» **Stated problem**
Convert the listing below into a Markdown table with two columns, Row and Line, numbering each line of the listing in order and omitting any blank lines.
*** Data to use ***
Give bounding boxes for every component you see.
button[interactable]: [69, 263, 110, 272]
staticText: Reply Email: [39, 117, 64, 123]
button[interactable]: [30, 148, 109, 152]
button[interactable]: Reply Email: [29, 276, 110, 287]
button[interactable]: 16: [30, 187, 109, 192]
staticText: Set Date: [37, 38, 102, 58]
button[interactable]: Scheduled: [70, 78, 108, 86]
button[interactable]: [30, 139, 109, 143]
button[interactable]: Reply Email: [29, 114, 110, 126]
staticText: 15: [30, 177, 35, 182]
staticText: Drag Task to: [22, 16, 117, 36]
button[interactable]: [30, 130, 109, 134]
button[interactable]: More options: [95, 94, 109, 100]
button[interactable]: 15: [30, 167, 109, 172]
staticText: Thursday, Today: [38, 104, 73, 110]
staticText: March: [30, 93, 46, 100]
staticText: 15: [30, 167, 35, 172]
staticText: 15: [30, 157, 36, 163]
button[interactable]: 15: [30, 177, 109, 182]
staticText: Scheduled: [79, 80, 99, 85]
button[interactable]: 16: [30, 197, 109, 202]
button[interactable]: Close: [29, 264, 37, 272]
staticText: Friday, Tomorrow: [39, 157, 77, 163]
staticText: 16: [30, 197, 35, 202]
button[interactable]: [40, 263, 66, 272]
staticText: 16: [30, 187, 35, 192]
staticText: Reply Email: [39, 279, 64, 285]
***
» **Answer to this exercise**
| Row | Line |
|---|---|
| 1 | Give bounding boxes for every component you see. |
| 2 | button[interactable]: [69, 263, 110, 272] |
| 3 | staticText: Reply Email: [39, 117, 64, 123] |
| 4 | button[interactable]: [30, 148, 109, 152] |
| 5 | button[interactable]: Reply Email: [29, 276, 110, 287] |
| 6 | button[interactable]: 16: [30, 187, 109, 192] |
| 7 | staticText: Set Date: [37, 38, 102, 58] |
| 8 | button[interactable]: Scheduled: [70, 78, 108, 86] |
| 9 | button[interactable]: [30, 139, 109, 143] |
| 10 | button[interactable]: Reply Email: [29, 114, 110, 126] |
| 11 | staticText: 15: [30, 177, 35, 182] |
| 12 | staticText: Drag Task to: [22, 16, 117, 36] |
| 13 | button[interactable]: [30, 130, 109, 134] |
| 14 | button[interactable]: More options: [95, 94, 109, 100] |
| 15 | button[interactable]: 15: [30, 167, 109, 172] |
| 16 | staticText: Thursday, Today: [38, 104, 73, 110] |
| 17 | staticText: March: [30, 93, 46, 100] |
| 18 | staticText: 15: [30, 167, 35, 172] |
| 19 | staticText: 15: [30, 157, 36, 163] |
| 20 | button[interactable]: 15: [30, 177, 109, 182] |
| 21 | staticText: Scheduled: [79, 80, 99, 85] |
| 22 | button[interactable]: 16: [30, 197, 109, 202] |
| 23 | button[interactable]: Close: [29, 264, 37, 272] |
| 24 | staticText: Friday, Tomorrow: [39, 157, 77, 163] |
| 25 | staticText: 16: [30, 197, 35, 202] |
| 26 | button[interactable]: [40, 263, 66, 272] |
| 27 | staticText: 16: [30, 187, 35, 192] |
| 28 | staticText: Reply Email: [39, 279, 64, 285] |